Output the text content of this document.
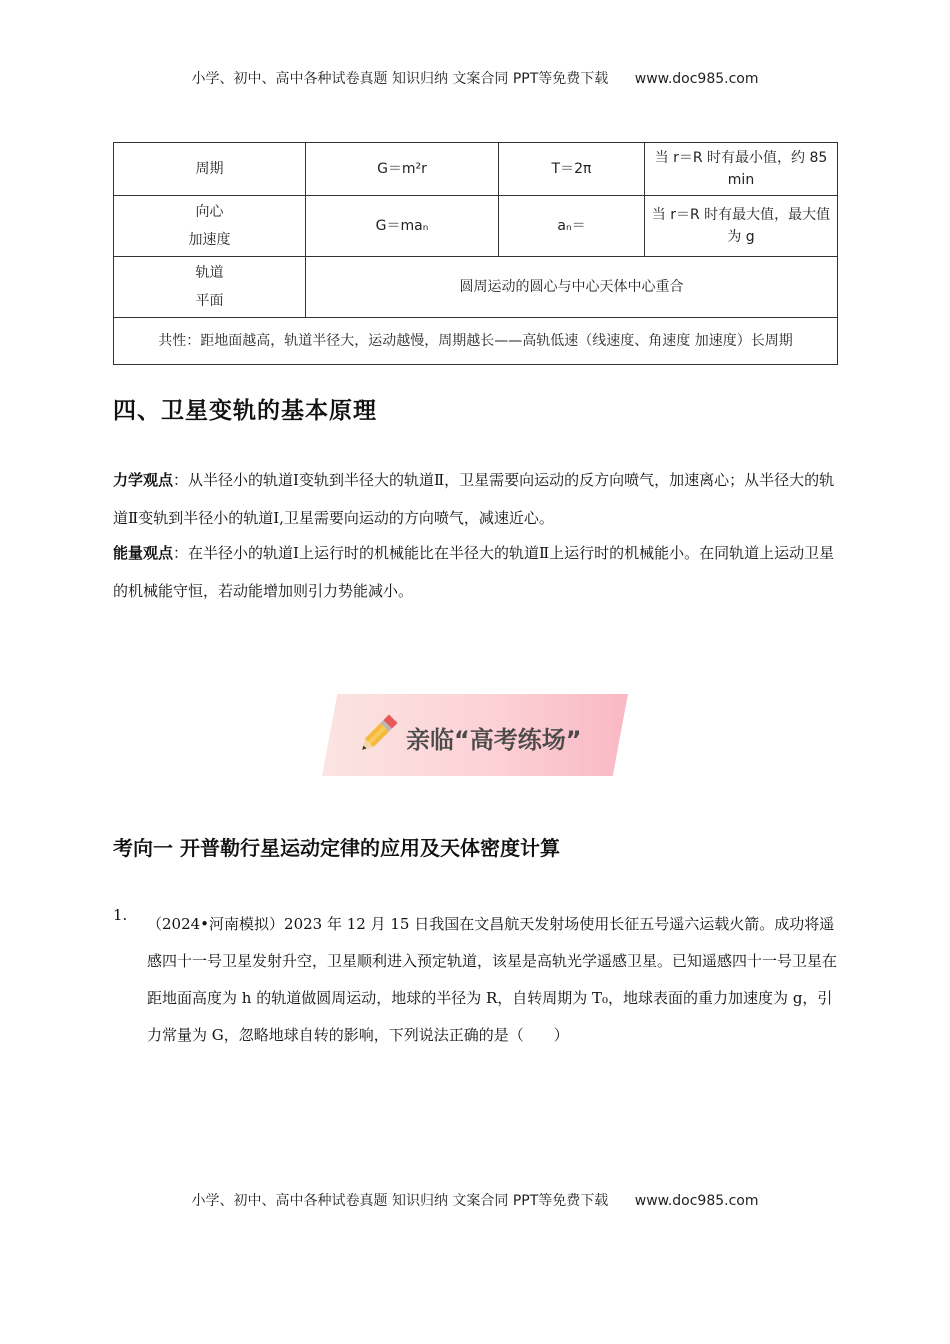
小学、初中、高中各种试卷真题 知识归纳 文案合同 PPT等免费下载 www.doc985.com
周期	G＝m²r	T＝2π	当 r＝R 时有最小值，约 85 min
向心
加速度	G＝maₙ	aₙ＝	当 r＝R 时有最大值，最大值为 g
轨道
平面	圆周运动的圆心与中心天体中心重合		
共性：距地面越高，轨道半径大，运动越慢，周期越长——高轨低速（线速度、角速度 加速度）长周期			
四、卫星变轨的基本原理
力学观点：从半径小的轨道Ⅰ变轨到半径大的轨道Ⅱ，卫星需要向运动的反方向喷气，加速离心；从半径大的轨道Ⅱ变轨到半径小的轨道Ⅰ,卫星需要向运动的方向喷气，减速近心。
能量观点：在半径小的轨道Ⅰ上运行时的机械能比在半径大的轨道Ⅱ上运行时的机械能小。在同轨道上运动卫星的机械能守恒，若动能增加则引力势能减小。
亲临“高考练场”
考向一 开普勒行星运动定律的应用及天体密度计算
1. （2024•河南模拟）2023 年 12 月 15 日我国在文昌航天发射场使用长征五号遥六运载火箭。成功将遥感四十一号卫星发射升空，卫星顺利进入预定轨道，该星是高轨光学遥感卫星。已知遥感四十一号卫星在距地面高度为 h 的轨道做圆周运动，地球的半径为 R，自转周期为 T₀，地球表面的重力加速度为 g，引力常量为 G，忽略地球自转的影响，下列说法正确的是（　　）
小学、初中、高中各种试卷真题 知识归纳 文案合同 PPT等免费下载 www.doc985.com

───

* **EXERCISE AIM**
Do not include images; quote all of the entries above exactly.

* **TASK OUTPUT**
Output the text content of this document.
小学、初中、高中各种试卷真题 知识归纳 文案合同 PPT等免费下载 www.doc985.com
周期	G＝m²r	T＝2π	当 r＝R 时有最小值，约 85 min
向心
加速度	G＝maₙ	aₙ＝	当 r＝R 时有最大值，最大值为 g
轨道
平面	圆周运动的圆心与中心天体中心重合		
共性：距地面越高，轨道半径大，运动越慢，周期越长——高轨低速（线速度、角速度 加速度）长周期			
四、卫星变轨的基本原理
力学观点：从半径小的轨道Ⅰ变轨到半径大的轨道Ⅱ，卫星需要向运动的反方向喷气，加速离心；从半径大的轨道Ⅱ变轨到半径小的轨道Ⅰ,卫星需要向运动的方向喷气，减速近心。
能量观点：在半径小的轨道Ⅰ上运行时的机械能比在半径大的轨道Ⅱ上运行时的机械能小。在同轨道上运动卫星的机械能守恒，若动能增加则引力势能减小。
亲临“高考练场”
考向一 开普勒行星运动定律的应用及天体密度计算
1. （2024•河南模拟）2023 年 12 月 15 日我国在文昌航天发射场使用长征五号遥六运载火箭。成功将遥感四十一号卫星发射升空，卫星顺利进入预定轨道，该星是高轨光学遥感卫星。已知遥感四十一号卫星在距地面高度为 h 的轨道做圆周运动，地球的半径为 R，自转周期为 T₀，地球表面的重力加速度为 g，引力常量为 G，忽略地球自转的影响，下列说法正确的是（　　）
小学、初中、高中各种试卷真题 知识归纳 文案合同 PPT等免费下载 www.doc985.com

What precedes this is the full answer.